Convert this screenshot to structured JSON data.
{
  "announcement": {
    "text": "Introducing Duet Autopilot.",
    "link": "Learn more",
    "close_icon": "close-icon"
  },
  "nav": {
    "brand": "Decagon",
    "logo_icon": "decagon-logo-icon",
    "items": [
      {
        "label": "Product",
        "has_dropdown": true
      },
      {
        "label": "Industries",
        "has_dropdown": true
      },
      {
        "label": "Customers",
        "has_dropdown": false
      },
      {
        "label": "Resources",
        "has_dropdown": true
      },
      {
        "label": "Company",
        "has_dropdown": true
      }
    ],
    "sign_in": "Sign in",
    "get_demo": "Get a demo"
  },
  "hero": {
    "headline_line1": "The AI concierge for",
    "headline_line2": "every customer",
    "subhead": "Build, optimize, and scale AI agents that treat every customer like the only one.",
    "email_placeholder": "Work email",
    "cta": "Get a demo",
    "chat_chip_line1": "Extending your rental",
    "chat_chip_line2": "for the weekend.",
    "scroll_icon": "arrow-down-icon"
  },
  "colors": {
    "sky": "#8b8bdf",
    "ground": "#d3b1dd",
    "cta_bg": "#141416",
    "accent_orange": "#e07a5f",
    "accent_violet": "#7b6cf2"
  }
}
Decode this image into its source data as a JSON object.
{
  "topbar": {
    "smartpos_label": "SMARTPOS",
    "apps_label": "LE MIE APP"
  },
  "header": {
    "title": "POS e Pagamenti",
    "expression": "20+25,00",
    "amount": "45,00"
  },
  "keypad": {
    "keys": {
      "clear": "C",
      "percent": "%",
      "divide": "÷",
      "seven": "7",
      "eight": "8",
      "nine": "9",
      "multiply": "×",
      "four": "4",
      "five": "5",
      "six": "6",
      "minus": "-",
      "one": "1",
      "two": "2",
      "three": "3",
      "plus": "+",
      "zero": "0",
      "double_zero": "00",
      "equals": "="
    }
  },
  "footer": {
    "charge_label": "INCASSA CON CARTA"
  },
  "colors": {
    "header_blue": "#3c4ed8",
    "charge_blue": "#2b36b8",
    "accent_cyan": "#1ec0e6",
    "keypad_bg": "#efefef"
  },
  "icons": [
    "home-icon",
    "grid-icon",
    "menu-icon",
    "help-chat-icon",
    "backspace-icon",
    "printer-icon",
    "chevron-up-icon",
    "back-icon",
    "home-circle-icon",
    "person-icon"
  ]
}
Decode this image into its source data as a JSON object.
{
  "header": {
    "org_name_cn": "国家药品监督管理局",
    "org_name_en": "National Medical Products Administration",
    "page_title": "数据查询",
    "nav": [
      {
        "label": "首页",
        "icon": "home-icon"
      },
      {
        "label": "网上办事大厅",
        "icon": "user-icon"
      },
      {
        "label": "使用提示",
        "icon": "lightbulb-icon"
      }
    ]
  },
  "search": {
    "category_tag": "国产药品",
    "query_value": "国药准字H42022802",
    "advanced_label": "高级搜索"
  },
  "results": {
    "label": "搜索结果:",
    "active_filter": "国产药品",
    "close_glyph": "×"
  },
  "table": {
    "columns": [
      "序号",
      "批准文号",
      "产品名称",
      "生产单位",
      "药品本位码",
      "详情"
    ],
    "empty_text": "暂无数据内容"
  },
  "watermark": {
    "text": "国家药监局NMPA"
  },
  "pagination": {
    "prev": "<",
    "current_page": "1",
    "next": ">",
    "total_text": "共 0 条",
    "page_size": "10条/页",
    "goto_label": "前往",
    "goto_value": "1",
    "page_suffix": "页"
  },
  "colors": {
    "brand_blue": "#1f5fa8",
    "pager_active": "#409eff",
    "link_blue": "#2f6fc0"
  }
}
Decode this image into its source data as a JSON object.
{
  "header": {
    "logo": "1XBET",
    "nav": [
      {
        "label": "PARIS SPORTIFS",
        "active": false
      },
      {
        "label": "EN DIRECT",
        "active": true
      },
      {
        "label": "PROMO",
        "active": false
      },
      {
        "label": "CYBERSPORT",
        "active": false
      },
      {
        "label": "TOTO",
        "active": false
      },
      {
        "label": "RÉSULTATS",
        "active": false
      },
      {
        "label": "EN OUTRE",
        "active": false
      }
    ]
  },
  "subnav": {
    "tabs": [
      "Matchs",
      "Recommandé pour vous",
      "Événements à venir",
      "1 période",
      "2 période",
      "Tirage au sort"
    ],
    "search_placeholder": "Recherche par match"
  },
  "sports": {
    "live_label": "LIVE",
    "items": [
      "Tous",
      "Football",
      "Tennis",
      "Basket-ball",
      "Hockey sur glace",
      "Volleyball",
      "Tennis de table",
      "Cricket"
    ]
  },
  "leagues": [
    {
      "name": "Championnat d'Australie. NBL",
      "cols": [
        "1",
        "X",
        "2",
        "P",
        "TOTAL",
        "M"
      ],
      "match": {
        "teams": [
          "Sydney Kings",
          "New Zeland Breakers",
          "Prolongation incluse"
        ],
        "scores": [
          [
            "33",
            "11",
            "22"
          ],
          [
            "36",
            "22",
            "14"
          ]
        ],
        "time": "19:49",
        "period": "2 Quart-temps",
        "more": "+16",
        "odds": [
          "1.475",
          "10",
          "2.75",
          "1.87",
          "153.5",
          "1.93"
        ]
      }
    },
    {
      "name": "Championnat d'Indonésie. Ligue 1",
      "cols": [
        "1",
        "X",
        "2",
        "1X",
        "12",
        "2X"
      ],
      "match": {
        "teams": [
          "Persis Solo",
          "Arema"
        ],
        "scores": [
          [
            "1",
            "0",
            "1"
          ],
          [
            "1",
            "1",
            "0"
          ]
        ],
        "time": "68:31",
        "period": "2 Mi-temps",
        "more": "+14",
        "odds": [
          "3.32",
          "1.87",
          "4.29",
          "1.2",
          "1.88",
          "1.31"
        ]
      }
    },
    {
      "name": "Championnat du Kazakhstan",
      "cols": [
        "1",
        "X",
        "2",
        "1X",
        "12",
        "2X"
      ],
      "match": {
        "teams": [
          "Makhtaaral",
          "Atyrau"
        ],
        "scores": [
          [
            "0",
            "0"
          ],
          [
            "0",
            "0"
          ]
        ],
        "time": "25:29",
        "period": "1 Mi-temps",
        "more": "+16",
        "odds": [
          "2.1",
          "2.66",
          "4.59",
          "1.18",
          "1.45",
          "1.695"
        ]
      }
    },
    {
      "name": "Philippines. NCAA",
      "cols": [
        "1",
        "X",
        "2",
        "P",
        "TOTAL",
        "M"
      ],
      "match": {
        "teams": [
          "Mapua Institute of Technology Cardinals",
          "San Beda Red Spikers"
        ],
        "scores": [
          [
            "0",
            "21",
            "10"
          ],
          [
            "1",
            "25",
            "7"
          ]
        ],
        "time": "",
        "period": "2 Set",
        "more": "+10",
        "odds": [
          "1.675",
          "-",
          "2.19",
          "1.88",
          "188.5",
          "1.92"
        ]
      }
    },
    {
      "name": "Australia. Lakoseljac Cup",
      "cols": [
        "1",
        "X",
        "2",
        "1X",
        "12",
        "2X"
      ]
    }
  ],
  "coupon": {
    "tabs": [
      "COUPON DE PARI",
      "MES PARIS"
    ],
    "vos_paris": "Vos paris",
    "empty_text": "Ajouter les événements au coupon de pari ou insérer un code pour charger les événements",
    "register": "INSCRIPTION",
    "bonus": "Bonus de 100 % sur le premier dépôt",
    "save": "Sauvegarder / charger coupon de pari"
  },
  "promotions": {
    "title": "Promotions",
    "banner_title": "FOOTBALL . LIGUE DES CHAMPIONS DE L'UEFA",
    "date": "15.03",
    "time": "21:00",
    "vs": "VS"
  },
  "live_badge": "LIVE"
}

● ● ● ●

= Exercise task =
In the records above, how many lines include "period"? Give that number and nothing more.

= Problem solution =
4